Job: Please convert the lines below into a Markdown table with two columns, Row and Entry, where Row is a running number and Entry holds one line. Leave out any blank lines.

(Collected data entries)
=-=-=

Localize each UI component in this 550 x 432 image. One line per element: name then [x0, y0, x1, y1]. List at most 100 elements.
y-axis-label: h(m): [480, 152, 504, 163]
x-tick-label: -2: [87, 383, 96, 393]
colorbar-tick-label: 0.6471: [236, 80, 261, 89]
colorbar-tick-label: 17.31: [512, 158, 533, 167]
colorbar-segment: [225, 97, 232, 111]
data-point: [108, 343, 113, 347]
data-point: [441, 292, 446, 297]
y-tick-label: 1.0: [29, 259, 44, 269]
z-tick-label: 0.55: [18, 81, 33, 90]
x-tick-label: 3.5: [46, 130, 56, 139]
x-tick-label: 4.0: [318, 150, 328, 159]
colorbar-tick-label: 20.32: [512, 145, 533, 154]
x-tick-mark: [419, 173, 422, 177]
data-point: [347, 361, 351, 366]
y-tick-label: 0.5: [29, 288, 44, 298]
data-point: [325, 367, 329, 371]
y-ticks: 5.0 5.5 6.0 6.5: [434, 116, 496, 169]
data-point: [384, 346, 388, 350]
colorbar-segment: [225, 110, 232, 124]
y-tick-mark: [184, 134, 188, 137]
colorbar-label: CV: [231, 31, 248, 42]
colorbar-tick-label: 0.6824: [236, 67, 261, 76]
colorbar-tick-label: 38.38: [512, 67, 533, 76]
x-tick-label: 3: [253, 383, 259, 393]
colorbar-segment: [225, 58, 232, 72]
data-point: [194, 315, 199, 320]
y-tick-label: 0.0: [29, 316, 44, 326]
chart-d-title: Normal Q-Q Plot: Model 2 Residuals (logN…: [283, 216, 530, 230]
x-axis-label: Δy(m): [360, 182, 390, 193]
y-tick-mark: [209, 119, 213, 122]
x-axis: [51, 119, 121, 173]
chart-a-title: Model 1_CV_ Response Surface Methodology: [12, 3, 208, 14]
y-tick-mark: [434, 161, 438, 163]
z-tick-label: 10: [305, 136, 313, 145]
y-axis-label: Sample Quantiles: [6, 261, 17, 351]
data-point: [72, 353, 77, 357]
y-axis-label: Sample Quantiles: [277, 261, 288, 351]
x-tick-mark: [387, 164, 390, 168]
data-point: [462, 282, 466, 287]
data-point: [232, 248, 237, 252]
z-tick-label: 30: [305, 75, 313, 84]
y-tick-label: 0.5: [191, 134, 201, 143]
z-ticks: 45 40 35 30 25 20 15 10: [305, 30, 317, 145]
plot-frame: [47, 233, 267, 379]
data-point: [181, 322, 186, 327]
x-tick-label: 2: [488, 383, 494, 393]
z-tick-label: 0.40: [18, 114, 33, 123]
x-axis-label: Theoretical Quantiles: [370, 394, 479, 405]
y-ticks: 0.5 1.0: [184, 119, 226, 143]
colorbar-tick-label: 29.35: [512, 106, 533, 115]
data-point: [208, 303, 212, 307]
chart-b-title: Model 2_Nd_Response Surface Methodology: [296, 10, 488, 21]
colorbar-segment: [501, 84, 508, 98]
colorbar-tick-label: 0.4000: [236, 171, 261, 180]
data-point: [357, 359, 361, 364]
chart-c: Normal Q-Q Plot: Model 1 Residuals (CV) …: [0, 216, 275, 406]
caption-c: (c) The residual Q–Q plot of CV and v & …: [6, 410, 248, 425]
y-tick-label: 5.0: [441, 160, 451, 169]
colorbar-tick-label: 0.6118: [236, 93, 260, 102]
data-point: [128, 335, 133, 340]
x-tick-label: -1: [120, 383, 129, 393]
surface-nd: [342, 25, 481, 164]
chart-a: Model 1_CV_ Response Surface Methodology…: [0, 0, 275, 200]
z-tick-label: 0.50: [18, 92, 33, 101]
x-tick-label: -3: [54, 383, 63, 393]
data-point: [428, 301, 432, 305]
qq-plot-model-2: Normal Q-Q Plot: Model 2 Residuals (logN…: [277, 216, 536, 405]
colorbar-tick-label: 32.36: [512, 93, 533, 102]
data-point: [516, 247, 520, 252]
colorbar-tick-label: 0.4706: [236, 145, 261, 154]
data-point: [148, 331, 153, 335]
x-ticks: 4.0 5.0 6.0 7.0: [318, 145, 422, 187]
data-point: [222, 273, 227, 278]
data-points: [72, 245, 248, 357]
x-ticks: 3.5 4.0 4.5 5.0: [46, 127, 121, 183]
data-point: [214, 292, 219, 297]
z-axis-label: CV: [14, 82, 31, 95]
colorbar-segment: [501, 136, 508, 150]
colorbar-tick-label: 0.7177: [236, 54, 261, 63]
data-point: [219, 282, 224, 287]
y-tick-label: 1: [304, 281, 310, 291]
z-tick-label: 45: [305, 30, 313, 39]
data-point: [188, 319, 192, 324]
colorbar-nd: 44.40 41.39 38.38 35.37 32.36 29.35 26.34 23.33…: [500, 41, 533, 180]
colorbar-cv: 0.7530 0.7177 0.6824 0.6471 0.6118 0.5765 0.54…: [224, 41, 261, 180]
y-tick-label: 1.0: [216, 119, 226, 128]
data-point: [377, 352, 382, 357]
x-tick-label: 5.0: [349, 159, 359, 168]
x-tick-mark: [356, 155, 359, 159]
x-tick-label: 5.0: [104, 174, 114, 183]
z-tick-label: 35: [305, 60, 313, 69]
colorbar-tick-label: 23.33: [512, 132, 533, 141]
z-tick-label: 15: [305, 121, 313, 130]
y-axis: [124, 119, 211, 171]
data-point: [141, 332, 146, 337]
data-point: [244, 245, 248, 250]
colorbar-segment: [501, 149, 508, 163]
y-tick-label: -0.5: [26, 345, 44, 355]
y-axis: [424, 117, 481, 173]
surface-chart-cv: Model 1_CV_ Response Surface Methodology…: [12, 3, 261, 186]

=-=-=

The response:
| Row | Entry |
|---|---|
| 1 | Localize each UI component in this 550 x 432 image. One line per element: name then [x0, y0, x1, y1]. List at most 100 elements. |
| 2 | y-axis-label: h(m): [480, 152, 504, 163] |
| 3 | x-tick-label: -2: [87, 383, 96, 393] |
| 4 | colorbar-tick-label: 0.6471: [236, 80, 261, 89] |
| 5 | colorbar-tick-label: 17.31: [512, 158, 533, 167] |
| 6 | colorbar-segment: [225, 97, 232, 111] |
| 7 | data-point: [108, 343, 113, 347] |
| 8 | data-point: [441, 292, 446, 297] |
| 9 | y-tick-label: 1.0: [29, 259, 44, 269] |
| 10 | z-tick-label: 0.55: [18, 81, 33, 90] |
| 11 | x-tick-label: 3.5: [46, 130, 56, 139] |
| 12 | x-tick-label: 4.0: [318, 150, 328, 159] |
| 13 | colorbar-tick-label: 20.32: [512, 145, 533, 154] |
| 14 | x-tick-mark: [419, 173, 422, 177] |
| 15 | data-point: [347, 361, 351, 366] |
| 16 | y-tick-label: 0.5: [29, 288, 44, 298] |
| 17 | data-point: [325, 367, 329, 371] |
| 18 | y-ticks: 5.0 5.5 6.0 6.5: [434, 116, 496, 169] |
| 19 | data-point: [384, 346, 388, 350] |
| 20 | colorbar-segment: [225, 110, 232, 124] |
| 21 | y-tick-mark: [184, 134, 188, 137] |
| 22 | colorbar-label: CV: [231, 31, 248, 42] |
| 23 | colorbar-tick-label: 0.6824: [236, 67, 261, 76] |
| 24 | colorbar-tick-label: 38.38: [512, 67, 533, 76] |
| 25 | x-tick-label: 3: [253, 383, 259, 393] |
| 26 | colorbar-segment: [225, 58, 232, 72] |
| 27 | data-point: [194, 315, 199, 320] |
| 28 | y-tick-label: 0.0: [29, 316, 44, 326] |
| 29 | chart-d-title: Normal Q-Q Plot: Model 2 Residuals (logN…: [283, 216, 530, 230] |
| 30 | x-axis-label: Δy(m): [360, 182, 390, 193] |
| 31 | y-tick-mark: [209, 119, 213, 122] |
| 32 | x-axis: [51, 119, 121, 173] |
| 33 | chart-a-title: Model 1_CV_ Response Surface Methodology: [12, 3, 208, 14] |
| 34 | y-tick-mark: [434, 161, 438, 163] |
| 35 | z-tick-label: 10: [305, 136, 313, 145] |
| 36 | y-axis-label: Sample Quantiles: [6, 261, 17, 351] |
| 37 | data-point: [72, 353, 77, 357] |
| 38 | y-axis-label: Sample Quantiles: [277, 261, 288, 351] |
| 39 | x-tick-mark: [387, 164, 390, 168] |
| 40 | data-point: [462, 282, 466, 287] |
| 41 | data-point: [232, 248, 237, 252] |
| 42 | z-tick-label: 30: [305, 75, 313, 84] |
| 43 | y-tick-label: 0.5: [191, 134, 201, 143] |
| 44 | z-ticks: 45 40 35 30 25 20 15 10: [305, 30, 317, 145] |
| 45 | plot-frame: [47, 233, 267, 379] |
| 46 | data-point: [181, 322, 186, 327] |
| 47 | x-tick-label: 2: [488, 383, 494, 393] |
| 48 | z-tick-label: 0.40: [18, 114, 33, 123] |
| 49 | x-axis-label: Theoretical Quantiles: [370, 394, 479, 405] |
| 50 | y-ticks: 0.5 1.0: [184, 119, 226, 143] |
| 51 | colorbar-tick-label: 29.35: [512, 106, 533, 115] |
| 52 | data-point: [208, 303, 212, 307] |
| 53 | chart-b-title: Model 2_Nd_Response Surface Methodology: [296, 10, 488, 21] |
| 54 | colorbar-segment: [501, 84, 508, 98] |
| 55 | colorbar-tick-label: 0.4000: [236, 171, 261, 180] |
| 56 | data-point: [357, 359, 361, 364] |
| 57 | chart-c: Normal Q-Q Plot: Model 1 Residuals (CV) …: [0, 216, 275, 406] |
| 58 | caption-c: (c) The residual Q–Q plot of CV and v & …: [6, 410, 248, 425] |
| 59 | y-tick-label: 5.0: [441, 160, 451, 169] |
| 60 | colorbar-tick-label: 0.6118: [236, 93, 260, 102] |
| 61 | data-point: [128, 335, 133, 340] |
| 62 | x-tick-label: -1: [120, 383, 129, 393] |
| 63 | surface-nd: [342, 25, 481, 164] |
| 64 | chart-a: Model 1_CV_ Response Surface Methodology…: [0, 0, 275, 200] |
| 65 | z-tick-label: 0.50: [18, 92, 33, 101] |
| 66 | x-tick-label: -3: [54, 383, 63, 393] |
| 67 | data-point: [428, 301, 432, 305] |
| 68 | qq-plot-model-2: Normal Q-Q Plot: Model 2 Residuals (logN…: [277, 216, 536, 405] |
| 69 | colorbar-tick-label: 32.36: [512, 93, 533, 102] |
| 70 | data-point: [516, 247, 520, 252] |
| 71 | colorbar-tick-label: 0.4706: [236, 145, 261, 154] |
| 72 | data-point: [148, 331, 153, 335] |
| 73 | x-ticks: 4.0 5.0 6.0 7.0: [318, 145, 422, 187] |
| 74 | data-point: [222, 273, 227, 278] |
| 75 | data-points: [72, 245, 248, 357] |
| 76 | x-ticks: 3.5 4.0 4.5 5.0: [46, 127, 121, 183] |
| 77 | data-point: [214, 292, 219, 297] |
| 78 | z-axis-label: CV: [14, 82, 31, 95] |
| 79 | colorbar-segment: [501, 136, 508, 150] |
| 80 | colorbar-tick-label: 0.7177: [236, 54, 261, 63] |
| 81 | data-point: [219, 282, 224, 287] |
| 82 | y-tick-label: 1: [304, 281, 310, 291] |
| 83 | z-tick-label: 45: [305, 30, 313, 39] |
| 84 | data-point: [188, 319, 192, 324] |
| 85 | colorbar-nd: 44.40 41.39 38.38 35.37 32.36 29.35 26.34 23.33…: [500, 41, 533, 180] |
| 86 | colorbar-cv: 0.7530 0.7177 0.6824 0.6471 0.6118 0.5765 0.54…: [224, 41, 261, 180] |
| 87 | y-tick-label: 1.0: [216, 119, 226, 128] |
| 88 | data-point: [377, 352, 382, 357] |
| 89 | x-tick-label: 5.0: [349, 159, 359, 168] |
| 90 | x-tick-mark: [356, 155, 359, 159] |
| 91 | x-tick-label: 5.0: [104, 174, 114, 183] |
| 92 | z-tick-label: 35: [305, 60, 313, 69] |
| 93 | colorbar-tick-label: 23.33: [512, 132, 533, 141] |
| 94 | z-tick-label: 15: [305, 121, 313, 130] |
| 95 | y-axis: [124, 119, 211, 171] |
| 96 | data-point: [141, 332, 146, 337] |
| 97 | data-point: [244, 245, 248, 250] |
| 98 | colorbar-segment: [501, 149, 508, 163] |
| 99 | y-tick-label: -0.5: [26, 345, 44, 355] |
| 100 | y-axis: [424, 117, 481, 173] |
| 101 | surface-chart-cv: Model 1_CV_ Response Surface Methodology…: [12, 3, 261, 186] |